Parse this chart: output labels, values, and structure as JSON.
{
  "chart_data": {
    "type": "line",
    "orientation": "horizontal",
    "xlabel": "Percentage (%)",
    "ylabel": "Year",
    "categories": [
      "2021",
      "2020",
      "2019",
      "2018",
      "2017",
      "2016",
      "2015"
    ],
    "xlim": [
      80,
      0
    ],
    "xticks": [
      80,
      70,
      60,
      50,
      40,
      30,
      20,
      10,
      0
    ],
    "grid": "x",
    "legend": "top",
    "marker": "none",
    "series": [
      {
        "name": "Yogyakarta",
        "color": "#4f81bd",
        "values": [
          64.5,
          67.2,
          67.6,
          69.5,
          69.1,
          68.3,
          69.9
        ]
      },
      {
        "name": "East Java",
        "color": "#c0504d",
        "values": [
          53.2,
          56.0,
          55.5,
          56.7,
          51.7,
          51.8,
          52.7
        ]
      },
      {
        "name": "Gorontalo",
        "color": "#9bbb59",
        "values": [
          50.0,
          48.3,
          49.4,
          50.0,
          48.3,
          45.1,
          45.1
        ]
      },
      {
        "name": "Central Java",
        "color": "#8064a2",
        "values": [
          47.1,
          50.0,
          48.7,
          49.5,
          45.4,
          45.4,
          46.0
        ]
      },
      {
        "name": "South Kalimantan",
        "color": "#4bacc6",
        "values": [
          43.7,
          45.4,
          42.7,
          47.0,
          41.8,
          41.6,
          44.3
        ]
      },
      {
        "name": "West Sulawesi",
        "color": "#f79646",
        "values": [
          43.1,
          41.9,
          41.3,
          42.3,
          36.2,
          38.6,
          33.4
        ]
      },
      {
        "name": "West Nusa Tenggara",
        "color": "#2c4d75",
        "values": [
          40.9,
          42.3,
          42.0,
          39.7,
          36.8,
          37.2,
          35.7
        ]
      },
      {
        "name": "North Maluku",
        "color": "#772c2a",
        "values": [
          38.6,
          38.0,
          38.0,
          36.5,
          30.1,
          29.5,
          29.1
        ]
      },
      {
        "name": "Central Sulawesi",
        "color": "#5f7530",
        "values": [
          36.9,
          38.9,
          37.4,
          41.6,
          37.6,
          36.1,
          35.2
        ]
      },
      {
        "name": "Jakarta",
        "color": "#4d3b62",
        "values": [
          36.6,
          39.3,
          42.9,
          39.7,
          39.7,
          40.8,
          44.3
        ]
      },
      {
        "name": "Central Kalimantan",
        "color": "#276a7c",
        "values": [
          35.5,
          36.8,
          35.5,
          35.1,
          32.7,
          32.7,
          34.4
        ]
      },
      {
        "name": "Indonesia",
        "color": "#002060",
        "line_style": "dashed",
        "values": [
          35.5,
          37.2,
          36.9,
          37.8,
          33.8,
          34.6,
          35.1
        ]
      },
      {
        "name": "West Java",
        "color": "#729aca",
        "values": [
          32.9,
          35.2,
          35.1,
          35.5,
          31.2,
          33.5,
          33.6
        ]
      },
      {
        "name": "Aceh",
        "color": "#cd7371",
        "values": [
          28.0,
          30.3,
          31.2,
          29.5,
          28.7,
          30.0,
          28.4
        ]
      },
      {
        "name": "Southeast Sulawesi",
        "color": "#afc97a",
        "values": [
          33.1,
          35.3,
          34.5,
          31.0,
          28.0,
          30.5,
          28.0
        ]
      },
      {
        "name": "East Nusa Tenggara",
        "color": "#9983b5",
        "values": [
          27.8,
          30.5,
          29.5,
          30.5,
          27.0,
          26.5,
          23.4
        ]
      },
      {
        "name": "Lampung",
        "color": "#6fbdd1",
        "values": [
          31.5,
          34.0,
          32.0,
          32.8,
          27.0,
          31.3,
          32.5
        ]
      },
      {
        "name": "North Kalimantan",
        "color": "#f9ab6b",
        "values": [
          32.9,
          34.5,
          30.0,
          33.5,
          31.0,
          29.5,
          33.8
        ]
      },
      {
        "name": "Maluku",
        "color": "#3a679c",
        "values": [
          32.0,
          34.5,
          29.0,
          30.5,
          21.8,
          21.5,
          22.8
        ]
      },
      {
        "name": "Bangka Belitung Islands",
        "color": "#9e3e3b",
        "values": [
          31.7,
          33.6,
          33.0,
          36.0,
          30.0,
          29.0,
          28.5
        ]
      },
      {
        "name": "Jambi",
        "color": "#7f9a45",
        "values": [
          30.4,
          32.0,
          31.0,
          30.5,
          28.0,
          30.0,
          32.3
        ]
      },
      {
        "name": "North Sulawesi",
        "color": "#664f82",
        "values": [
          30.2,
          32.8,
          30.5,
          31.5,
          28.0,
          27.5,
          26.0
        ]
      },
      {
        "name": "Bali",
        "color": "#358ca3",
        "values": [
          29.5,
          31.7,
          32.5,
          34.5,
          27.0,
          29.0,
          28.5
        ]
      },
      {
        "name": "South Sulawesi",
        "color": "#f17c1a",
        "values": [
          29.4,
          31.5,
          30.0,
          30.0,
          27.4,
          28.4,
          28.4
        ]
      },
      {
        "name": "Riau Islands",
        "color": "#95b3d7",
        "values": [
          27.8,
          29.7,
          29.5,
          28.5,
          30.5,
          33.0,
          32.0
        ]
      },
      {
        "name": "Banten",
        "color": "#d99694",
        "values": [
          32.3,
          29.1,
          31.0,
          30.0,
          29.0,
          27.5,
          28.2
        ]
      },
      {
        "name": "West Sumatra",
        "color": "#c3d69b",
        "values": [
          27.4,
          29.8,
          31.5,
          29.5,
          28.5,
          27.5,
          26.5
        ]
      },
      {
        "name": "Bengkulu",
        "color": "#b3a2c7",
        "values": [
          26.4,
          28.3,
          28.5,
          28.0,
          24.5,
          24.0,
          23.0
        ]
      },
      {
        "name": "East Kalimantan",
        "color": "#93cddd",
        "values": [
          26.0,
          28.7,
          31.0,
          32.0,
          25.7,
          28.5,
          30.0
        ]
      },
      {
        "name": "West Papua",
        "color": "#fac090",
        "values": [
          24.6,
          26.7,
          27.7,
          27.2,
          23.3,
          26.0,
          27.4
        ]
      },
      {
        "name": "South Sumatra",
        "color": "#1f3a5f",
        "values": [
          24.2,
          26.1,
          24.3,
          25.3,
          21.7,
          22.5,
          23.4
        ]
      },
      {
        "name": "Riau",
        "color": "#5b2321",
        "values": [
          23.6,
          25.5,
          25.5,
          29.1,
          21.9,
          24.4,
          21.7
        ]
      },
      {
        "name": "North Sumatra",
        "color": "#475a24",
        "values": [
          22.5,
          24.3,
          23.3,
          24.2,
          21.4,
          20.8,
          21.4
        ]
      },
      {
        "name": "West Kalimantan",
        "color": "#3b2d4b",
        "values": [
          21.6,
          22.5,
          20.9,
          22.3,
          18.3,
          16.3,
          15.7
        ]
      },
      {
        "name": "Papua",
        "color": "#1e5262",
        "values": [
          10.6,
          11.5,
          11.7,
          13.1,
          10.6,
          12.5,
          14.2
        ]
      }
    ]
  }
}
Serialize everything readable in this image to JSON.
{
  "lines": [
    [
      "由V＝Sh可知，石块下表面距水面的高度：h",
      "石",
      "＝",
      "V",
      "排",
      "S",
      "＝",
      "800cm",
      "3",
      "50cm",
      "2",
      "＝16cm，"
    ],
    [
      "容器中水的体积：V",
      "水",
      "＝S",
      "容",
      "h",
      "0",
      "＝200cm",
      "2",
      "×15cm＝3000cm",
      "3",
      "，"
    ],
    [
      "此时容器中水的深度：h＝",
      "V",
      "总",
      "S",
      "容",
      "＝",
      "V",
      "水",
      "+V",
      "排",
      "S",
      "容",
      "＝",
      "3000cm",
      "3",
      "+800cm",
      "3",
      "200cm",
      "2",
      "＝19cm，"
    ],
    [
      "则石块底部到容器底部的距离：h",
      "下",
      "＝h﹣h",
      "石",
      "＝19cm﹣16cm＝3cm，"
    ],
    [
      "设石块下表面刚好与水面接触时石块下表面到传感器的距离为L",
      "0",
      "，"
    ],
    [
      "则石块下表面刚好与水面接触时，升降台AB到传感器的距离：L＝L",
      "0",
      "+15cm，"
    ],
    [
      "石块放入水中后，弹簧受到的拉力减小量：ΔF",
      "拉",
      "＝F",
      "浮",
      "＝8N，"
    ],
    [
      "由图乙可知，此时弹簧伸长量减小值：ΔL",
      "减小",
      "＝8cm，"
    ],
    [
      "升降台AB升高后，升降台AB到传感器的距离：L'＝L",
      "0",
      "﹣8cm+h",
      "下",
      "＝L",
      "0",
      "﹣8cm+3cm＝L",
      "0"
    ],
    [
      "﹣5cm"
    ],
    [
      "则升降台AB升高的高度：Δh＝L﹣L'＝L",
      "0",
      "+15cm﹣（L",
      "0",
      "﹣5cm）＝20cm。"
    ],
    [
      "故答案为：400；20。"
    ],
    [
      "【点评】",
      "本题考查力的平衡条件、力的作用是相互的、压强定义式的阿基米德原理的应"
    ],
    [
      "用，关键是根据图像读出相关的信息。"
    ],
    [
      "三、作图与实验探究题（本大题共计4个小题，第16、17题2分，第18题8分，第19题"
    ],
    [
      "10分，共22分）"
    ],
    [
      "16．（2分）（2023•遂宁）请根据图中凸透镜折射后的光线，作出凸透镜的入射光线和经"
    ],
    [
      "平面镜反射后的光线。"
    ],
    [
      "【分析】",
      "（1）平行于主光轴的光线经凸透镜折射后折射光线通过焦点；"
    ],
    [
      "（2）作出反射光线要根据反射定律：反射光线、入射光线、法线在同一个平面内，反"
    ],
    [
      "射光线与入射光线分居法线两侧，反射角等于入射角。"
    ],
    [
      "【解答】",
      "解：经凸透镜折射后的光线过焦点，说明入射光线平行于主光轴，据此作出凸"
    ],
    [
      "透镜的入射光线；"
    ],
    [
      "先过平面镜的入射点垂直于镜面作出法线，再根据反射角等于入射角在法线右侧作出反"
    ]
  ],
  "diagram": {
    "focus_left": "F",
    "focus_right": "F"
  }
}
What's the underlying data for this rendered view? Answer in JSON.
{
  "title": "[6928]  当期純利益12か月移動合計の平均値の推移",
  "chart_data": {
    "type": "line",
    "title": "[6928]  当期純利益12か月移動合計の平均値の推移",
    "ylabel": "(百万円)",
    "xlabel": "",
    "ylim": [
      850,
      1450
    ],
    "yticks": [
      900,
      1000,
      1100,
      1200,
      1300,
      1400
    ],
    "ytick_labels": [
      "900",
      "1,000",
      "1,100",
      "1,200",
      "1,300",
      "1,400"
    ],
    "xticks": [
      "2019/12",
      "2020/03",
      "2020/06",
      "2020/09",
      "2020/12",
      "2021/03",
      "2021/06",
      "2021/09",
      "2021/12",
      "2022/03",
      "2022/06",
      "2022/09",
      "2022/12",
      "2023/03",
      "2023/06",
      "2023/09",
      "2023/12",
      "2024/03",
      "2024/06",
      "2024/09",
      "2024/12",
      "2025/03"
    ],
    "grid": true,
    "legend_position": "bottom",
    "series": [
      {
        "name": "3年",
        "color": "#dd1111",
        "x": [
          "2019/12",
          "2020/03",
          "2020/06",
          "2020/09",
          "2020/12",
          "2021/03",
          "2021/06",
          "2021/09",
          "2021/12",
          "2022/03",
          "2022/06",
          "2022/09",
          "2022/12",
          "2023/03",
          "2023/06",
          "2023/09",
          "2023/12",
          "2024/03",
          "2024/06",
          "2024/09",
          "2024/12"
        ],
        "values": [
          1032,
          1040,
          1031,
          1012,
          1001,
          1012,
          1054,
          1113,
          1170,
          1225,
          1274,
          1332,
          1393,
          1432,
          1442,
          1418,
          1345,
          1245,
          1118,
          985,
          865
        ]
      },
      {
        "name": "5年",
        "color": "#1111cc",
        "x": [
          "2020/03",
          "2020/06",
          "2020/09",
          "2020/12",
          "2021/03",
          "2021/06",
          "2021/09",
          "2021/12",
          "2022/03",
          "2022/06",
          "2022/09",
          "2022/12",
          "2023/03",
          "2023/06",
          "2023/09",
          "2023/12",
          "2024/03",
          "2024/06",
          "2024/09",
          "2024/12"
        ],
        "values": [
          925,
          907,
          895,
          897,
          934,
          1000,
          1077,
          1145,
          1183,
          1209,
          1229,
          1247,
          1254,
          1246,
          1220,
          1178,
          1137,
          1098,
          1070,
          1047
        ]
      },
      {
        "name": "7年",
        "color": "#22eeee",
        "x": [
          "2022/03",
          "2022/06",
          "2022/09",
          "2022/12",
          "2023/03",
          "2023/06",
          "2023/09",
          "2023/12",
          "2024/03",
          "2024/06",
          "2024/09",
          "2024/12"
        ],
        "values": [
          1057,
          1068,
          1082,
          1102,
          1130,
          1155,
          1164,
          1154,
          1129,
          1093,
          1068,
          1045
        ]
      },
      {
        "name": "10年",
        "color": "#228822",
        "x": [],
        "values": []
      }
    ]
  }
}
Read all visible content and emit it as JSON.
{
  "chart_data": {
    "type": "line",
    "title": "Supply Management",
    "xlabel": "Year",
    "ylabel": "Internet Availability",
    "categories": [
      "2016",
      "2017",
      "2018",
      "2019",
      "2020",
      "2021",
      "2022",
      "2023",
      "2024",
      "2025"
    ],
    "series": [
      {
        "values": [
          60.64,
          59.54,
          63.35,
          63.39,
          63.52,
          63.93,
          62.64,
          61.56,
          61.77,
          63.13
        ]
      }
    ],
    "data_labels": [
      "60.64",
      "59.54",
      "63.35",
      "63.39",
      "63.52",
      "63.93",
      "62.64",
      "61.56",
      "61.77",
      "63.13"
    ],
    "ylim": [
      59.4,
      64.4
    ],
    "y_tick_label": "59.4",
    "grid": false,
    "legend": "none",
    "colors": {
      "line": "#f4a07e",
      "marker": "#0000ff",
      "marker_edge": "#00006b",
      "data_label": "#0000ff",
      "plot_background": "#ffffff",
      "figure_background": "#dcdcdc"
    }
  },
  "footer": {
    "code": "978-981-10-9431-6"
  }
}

------------------------------------------------

● **Your task**: Return each line in the records that holds the string "Java".

● **Completed exercise**:
        "name": "East Java",
        "name": "Central Java",
        "name": "West Java",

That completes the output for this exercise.